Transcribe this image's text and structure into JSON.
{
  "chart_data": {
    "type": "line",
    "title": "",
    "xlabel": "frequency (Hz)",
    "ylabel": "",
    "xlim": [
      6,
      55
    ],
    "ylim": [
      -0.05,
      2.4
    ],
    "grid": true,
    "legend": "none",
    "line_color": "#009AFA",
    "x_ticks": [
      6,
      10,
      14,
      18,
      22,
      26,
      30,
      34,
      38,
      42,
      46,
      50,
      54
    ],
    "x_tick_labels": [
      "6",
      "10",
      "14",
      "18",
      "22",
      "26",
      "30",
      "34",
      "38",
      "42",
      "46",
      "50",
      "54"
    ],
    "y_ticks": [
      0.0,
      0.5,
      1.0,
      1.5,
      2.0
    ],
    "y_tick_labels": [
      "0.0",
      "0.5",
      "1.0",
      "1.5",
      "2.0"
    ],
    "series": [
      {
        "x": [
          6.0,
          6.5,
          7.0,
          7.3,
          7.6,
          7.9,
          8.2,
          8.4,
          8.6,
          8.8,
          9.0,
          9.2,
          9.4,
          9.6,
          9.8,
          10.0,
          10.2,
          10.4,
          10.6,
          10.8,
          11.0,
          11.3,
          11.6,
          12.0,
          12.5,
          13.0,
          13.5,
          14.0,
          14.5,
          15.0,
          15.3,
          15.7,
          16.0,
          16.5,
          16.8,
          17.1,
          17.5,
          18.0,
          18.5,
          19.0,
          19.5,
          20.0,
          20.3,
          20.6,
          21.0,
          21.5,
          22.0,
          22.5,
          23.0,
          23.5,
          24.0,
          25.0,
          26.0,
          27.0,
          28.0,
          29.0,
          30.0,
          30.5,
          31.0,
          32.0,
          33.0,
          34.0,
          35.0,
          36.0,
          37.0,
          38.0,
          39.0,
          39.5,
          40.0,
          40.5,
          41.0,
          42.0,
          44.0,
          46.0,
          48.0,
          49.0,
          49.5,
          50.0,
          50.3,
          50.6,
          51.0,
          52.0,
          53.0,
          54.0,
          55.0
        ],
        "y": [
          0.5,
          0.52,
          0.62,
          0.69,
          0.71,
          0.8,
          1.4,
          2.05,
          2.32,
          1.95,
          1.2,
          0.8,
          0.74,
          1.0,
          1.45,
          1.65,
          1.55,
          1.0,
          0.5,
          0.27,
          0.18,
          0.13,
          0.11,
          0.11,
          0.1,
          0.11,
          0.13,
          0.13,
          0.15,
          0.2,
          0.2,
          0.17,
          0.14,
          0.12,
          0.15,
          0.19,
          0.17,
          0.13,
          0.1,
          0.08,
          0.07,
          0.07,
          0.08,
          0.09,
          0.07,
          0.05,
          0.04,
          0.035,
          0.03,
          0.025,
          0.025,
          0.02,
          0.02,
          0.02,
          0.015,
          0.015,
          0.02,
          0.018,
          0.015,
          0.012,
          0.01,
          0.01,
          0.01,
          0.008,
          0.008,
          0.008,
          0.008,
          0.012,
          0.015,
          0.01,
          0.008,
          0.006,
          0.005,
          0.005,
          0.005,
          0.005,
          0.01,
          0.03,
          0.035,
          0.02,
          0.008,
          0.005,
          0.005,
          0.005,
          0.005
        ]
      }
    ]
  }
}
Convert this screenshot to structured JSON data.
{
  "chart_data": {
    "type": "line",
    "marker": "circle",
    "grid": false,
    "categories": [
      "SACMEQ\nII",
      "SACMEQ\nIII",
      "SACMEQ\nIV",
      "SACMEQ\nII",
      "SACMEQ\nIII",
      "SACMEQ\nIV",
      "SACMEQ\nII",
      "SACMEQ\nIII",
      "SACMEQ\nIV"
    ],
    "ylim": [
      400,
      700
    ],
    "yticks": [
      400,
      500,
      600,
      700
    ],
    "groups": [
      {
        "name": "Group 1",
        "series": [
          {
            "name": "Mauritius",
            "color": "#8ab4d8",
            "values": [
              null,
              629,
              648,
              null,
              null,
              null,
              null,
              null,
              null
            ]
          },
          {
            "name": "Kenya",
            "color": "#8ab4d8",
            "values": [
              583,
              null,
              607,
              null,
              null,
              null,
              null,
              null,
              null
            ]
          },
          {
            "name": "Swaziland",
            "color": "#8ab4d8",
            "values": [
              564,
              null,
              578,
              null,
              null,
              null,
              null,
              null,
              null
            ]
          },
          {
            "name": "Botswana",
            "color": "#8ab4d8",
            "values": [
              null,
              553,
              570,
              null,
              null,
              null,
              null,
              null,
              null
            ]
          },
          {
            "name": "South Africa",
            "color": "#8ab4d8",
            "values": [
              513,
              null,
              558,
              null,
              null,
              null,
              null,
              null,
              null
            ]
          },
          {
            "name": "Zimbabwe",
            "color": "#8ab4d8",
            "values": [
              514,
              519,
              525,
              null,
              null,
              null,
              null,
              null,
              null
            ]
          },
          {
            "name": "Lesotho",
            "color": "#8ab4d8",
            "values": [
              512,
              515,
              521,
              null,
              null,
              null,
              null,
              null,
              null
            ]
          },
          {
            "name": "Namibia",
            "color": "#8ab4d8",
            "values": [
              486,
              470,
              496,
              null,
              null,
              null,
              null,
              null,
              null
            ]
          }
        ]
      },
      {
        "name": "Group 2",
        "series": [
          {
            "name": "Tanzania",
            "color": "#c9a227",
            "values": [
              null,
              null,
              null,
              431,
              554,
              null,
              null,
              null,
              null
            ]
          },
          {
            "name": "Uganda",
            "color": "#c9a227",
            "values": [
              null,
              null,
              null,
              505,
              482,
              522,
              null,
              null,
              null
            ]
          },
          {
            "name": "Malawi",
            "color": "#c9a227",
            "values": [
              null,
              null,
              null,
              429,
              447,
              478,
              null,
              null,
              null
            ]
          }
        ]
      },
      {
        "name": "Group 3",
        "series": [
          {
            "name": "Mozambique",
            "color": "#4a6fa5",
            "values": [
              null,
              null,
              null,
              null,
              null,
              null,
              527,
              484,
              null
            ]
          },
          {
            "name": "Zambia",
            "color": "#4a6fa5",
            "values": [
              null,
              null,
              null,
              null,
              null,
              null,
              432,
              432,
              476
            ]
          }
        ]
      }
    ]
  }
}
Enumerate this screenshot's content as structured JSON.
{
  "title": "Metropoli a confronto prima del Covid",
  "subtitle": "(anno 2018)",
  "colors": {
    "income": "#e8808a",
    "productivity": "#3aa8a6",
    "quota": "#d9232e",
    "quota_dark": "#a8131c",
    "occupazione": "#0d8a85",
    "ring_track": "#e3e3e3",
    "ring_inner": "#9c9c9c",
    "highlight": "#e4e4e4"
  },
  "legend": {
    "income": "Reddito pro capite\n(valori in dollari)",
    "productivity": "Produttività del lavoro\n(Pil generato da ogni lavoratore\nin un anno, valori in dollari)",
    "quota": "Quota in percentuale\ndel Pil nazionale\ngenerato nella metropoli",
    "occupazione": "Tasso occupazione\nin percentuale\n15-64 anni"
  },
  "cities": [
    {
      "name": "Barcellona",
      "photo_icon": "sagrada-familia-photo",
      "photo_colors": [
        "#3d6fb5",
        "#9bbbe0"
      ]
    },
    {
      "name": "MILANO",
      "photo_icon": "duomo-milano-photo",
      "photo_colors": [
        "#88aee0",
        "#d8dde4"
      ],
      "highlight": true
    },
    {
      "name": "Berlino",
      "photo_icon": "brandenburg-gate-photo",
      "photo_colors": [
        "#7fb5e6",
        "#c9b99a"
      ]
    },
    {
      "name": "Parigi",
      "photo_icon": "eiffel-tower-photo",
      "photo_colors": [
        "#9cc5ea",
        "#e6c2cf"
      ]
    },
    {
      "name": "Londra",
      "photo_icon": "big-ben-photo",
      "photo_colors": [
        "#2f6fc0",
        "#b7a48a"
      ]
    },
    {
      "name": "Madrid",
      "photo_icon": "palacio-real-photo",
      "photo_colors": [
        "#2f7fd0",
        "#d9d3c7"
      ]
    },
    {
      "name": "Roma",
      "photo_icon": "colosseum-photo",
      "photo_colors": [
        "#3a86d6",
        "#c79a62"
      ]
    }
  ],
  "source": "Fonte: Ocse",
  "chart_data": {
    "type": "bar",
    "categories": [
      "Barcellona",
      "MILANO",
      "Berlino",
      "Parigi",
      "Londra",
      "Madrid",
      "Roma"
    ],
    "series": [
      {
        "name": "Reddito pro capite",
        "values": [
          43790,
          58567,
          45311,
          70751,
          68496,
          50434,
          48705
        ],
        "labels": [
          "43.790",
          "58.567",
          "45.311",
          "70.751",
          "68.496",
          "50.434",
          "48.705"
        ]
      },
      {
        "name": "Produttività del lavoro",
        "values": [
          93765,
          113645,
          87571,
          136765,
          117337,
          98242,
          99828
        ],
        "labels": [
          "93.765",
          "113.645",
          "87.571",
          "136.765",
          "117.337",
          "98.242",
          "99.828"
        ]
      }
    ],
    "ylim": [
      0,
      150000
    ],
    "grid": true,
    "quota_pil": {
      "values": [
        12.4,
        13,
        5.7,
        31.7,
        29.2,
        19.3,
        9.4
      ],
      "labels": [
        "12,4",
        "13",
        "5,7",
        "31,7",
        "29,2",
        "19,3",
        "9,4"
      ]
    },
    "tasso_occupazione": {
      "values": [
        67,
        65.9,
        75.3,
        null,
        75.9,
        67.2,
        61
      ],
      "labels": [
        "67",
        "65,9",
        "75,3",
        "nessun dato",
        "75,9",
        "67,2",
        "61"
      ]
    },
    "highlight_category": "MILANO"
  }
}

**PROBLEM STATEMENT:**
Each line that holds the word "this" should be extracted from the records.

**CORRECT ANSWER:**
Transcribe this image's text and structure into JSON.
Convert this screenshot to structured JSON data.
Enumerate this screenshot's content as structured JSON.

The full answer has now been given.